[Records about charts and figures]
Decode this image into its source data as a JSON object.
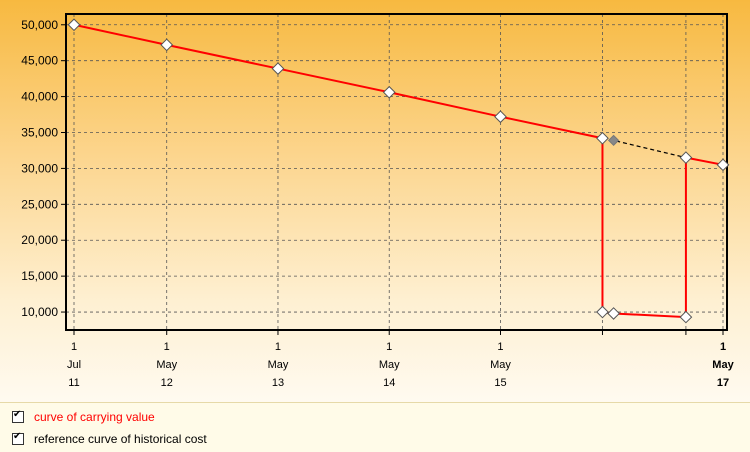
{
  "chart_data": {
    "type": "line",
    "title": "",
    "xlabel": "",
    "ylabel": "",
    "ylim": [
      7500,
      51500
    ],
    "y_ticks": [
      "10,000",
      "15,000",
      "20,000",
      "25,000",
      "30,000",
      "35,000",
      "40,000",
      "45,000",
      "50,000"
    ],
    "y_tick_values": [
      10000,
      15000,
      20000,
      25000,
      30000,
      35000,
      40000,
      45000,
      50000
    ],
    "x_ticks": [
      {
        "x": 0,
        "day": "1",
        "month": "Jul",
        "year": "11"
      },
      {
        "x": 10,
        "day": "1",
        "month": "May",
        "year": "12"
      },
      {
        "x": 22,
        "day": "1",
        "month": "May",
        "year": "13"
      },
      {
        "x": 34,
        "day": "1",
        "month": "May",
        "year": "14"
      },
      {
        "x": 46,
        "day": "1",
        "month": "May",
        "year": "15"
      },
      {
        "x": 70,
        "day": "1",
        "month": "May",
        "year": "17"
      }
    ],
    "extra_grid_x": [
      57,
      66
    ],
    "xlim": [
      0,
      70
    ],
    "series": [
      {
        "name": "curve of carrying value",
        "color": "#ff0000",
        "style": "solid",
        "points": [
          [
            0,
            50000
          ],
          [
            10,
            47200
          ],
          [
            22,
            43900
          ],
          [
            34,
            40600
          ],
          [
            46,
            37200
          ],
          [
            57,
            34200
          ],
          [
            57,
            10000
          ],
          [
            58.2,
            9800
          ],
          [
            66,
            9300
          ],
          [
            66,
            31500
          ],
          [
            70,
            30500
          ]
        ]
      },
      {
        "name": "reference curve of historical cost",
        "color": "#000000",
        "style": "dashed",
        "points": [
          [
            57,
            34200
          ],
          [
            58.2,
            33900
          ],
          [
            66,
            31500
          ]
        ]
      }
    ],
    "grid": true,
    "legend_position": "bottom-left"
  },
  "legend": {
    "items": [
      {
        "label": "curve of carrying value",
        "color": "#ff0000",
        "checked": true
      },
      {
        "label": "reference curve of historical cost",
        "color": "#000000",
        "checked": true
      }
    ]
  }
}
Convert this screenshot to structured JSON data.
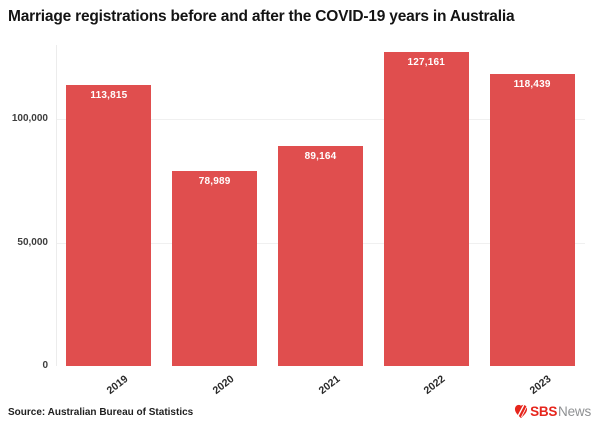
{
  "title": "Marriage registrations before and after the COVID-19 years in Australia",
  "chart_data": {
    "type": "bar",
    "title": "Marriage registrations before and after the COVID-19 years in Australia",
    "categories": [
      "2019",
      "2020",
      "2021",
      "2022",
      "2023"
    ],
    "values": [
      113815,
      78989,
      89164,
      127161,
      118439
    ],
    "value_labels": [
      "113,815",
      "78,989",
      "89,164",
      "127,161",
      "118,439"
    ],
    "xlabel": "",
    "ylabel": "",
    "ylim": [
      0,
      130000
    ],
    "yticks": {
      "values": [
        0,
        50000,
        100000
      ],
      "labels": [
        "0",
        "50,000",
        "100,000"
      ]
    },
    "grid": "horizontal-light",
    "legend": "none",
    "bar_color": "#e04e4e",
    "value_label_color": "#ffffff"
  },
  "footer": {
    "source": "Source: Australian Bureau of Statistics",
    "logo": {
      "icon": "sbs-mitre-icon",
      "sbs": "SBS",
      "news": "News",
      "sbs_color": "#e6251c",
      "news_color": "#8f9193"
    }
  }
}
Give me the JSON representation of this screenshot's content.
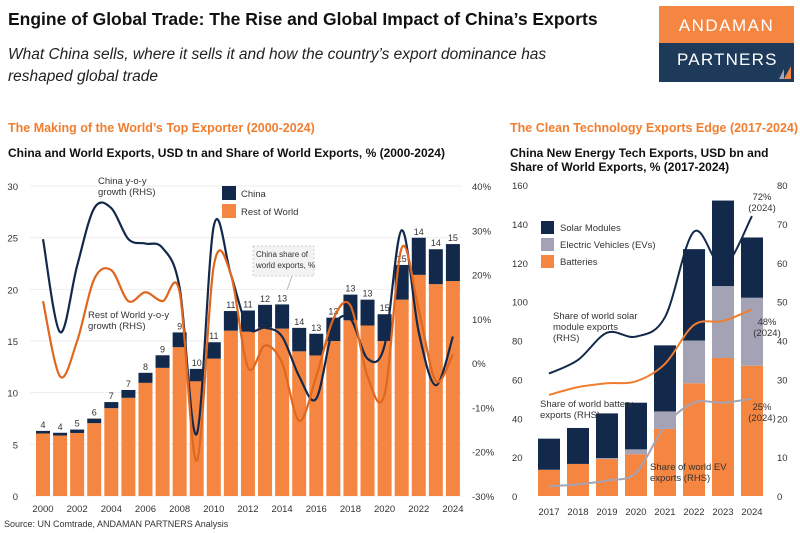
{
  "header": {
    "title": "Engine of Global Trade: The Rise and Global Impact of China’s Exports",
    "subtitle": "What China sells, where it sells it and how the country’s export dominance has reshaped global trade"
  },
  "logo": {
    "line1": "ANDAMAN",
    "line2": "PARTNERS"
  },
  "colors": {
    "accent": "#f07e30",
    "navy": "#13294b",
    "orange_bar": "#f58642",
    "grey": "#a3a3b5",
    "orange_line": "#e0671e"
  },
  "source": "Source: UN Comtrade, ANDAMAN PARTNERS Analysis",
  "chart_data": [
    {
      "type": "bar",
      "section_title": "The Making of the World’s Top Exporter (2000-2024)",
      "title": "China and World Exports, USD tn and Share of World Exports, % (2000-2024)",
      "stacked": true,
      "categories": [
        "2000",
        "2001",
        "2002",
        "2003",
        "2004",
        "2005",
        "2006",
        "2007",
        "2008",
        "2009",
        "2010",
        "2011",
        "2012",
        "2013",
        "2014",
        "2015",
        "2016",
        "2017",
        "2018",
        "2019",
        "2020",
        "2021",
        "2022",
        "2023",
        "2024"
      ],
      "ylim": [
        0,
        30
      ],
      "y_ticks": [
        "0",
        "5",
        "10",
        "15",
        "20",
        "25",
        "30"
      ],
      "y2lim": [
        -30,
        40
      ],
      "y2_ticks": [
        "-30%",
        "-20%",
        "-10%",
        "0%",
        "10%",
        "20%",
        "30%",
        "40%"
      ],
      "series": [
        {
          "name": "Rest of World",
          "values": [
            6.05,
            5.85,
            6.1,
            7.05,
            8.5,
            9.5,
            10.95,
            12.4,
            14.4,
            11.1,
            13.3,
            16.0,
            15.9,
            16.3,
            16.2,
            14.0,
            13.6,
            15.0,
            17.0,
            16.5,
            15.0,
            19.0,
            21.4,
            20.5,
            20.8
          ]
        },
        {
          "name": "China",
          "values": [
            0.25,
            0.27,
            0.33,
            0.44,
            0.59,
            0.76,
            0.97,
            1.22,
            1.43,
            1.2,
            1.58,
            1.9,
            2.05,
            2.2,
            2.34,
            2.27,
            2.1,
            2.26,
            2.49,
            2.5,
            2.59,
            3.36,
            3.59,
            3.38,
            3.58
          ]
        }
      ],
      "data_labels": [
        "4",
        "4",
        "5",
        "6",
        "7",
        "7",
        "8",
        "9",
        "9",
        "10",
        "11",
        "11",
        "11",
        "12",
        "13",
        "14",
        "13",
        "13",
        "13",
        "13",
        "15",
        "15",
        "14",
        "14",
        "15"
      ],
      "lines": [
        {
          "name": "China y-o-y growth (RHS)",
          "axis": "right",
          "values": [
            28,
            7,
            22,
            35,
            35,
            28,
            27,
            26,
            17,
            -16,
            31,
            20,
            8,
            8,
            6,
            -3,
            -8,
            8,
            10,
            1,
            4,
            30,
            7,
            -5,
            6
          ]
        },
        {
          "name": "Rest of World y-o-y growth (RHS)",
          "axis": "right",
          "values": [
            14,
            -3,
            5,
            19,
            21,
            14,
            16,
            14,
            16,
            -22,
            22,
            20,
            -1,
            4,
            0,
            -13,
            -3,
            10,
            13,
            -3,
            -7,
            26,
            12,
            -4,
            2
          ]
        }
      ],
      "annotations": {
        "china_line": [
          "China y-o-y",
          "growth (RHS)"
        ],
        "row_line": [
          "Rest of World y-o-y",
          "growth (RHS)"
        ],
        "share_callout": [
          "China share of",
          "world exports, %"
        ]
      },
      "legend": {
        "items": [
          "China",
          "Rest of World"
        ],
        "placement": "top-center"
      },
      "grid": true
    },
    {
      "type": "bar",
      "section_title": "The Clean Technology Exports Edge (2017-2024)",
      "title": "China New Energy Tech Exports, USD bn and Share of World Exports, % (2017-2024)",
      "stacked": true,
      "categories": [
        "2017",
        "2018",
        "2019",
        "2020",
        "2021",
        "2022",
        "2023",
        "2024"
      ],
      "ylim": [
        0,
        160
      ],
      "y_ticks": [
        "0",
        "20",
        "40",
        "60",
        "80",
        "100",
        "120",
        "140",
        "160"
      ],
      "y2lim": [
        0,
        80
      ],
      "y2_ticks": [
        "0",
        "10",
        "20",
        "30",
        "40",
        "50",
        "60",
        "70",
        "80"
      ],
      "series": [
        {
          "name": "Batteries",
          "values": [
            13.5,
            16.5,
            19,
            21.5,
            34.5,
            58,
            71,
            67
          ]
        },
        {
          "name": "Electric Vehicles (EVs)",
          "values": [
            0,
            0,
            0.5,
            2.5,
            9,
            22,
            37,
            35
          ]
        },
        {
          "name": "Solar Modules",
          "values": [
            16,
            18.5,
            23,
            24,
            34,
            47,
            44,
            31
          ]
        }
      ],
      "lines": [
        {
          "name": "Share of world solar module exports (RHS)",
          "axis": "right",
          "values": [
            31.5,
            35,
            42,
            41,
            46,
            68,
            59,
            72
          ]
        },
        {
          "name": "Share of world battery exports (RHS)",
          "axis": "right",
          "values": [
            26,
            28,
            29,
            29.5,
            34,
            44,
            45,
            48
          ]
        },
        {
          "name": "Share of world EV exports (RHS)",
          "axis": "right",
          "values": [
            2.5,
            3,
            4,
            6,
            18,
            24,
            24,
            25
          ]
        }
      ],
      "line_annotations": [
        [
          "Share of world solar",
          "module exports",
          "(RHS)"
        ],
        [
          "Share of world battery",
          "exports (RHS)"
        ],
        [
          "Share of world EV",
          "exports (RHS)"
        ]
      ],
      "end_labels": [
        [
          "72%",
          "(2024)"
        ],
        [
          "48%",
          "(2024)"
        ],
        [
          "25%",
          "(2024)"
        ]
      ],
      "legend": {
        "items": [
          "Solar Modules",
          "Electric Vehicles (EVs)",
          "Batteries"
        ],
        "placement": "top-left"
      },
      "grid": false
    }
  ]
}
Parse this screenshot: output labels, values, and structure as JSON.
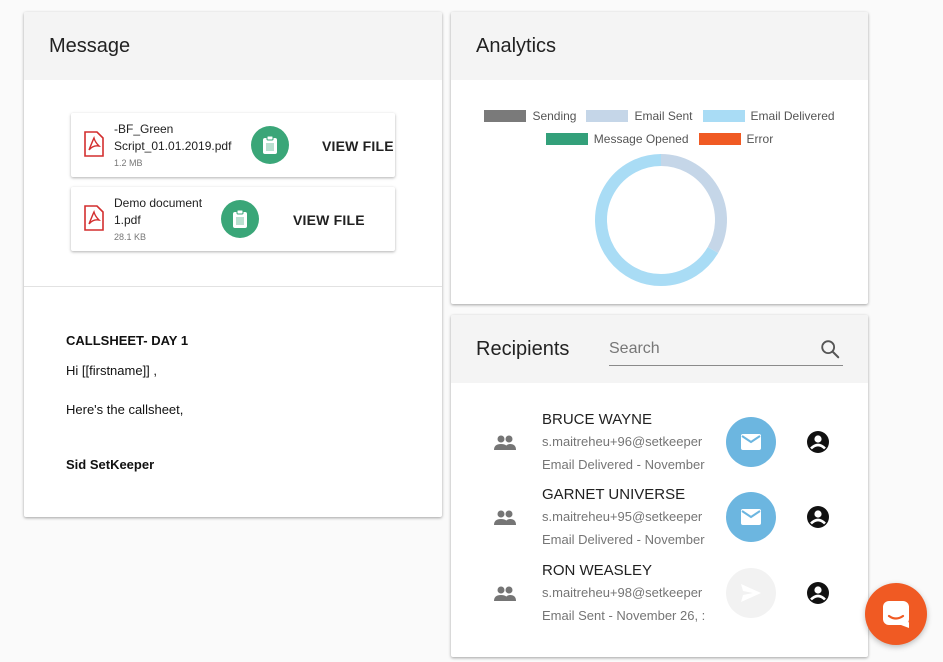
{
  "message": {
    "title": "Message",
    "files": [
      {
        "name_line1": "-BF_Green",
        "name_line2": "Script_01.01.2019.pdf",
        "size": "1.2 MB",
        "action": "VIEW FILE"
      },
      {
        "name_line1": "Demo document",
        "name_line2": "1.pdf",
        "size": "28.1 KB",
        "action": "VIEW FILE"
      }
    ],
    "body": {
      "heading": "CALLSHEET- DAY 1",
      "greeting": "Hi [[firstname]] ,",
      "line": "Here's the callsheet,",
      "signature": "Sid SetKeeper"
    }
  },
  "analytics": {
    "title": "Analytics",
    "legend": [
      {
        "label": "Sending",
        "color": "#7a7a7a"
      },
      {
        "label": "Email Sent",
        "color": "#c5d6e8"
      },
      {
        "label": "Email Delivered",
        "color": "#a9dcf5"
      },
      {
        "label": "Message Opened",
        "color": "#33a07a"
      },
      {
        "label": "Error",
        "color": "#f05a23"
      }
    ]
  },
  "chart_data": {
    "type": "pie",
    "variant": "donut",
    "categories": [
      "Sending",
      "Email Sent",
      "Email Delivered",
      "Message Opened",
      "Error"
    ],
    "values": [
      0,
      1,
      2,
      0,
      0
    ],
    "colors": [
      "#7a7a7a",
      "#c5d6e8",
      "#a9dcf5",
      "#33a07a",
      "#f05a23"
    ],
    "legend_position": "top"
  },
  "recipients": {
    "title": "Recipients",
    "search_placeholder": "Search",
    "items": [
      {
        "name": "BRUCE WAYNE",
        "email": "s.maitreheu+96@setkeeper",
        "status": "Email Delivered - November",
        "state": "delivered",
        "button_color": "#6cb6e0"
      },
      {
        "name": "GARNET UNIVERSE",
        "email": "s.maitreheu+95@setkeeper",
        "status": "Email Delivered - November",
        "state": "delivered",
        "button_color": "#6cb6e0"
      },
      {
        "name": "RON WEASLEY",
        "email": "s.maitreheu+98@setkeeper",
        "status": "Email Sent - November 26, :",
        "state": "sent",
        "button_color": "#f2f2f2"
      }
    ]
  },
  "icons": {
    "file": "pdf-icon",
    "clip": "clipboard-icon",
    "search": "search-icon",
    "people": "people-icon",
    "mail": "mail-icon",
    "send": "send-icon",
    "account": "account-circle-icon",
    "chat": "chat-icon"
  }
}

EXERCISE DETAILS -> Copy all lines from the material that hold "COVID".

TASK OUTPUT ->
  "title": "Marriage registrations before and after the COVID-19 years in Australia",
    "title": "Marriage registrations before and after the COVID-19 years in Australia",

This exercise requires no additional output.